§ AIM OF THE TASK:
Filter the records below down to lines containing "河北工人报".

[A block of data]
----

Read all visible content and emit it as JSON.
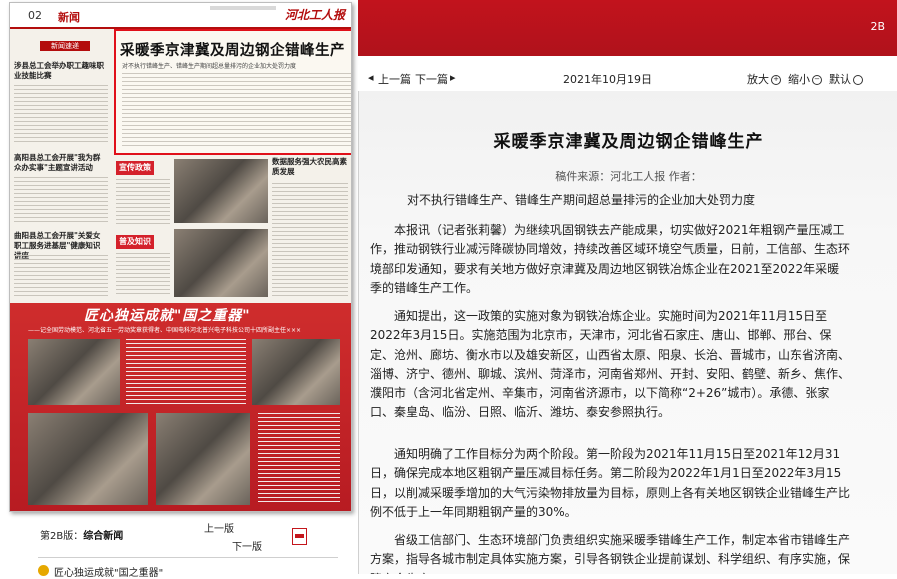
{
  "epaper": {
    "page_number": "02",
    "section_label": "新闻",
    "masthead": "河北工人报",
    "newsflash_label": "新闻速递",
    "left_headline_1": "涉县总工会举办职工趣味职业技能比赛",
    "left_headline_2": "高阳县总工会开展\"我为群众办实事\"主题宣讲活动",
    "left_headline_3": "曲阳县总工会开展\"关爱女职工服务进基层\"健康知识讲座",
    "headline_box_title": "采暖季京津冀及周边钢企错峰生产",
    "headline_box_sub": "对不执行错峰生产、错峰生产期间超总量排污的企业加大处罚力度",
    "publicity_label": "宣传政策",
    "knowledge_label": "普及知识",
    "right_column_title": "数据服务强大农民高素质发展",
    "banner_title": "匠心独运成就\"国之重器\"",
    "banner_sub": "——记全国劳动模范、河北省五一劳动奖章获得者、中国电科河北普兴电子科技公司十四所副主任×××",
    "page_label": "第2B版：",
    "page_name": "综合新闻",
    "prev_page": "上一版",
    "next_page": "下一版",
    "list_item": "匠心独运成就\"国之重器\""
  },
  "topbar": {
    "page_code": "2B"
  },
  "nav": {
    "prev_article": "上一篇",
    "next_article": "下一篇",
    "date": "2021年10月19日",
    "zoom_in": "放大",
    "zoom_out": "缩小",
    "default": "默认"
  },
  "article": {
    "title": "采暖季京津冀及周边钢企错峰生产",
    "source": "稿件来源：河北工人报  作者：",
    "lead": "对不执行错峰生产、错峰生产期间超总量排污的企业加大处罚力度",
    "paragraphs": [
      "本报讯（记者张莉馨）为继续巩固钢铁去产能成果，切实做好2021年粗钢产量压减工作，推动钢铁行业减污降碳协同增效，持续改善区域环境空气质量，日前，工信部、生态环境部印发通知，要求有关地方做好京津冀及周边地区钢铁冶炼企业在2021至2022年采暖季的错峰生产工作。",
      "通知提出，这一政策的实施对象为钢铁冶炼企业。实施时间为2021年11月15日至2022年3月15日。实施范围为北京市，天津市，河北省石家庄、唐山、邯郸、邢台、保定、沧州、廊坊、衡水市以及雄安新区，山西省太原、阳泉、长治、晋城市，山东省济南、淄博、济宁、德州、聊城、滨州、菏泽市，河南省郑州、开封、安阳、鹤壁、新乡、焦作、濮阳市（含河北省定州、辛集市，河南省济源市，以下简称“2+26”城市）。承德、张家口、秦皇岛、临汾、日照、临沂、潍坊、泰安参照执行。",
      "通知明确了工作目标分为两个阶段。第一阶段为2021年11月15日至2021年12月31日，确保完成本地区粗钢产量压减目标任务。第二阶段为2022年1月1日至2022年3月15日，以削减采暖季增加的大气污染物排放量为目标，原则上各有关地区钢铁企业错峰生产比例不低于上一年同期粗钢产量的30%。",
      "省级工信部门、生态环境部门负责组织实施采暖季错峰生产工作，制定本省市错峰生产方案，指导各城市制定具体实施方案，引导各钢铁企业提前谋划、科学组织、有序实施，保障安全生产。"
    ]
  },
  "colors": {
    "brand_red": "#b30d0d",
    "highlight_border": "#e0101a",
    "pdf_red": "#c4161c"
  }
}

----

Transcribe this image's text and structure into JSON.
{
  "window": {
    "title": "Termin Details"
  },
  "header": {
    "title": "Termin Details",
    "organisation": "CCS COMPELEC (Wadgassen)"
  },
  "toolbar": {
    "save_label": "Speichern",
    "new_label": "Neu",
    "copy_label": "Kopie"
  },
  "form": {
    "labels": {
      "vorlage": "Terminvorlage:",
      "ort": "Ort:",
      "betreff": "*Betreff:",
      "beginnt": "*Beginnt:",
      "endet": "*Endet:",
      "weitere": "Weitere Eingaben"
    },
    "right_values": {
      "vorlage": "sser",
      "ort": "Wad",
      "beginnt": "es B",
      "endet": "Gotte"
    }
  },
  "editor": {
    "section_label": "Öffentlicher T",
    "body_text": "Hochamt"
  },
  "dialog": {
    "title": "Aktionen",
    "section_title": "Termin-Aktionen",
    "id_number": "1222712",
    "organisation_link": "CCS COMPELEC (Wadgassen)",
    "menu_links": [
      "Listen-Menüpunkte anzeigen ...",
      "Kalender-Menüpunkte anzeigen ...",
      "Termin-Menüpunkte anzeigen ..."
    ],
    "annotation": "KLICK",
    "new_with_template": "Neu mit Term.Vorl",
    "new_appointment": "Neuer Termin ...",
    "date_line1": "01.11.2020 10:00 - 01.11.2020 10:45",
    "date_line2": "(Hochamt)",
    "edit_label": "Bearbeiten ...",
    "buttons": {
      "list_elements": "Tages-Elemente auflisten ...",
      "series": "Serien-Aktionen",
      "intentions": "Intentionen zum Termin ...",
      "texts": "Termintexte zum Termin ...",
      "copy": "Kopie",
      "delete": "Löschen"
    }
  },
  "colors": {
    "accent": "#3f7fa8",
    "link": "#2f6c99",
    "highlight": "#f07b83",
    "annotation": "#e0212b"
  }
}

----

§ PROBLEM SOLUTION:
    "masthead": "河北工人报",
    "source": "稿件来源：河北工人报  作者：",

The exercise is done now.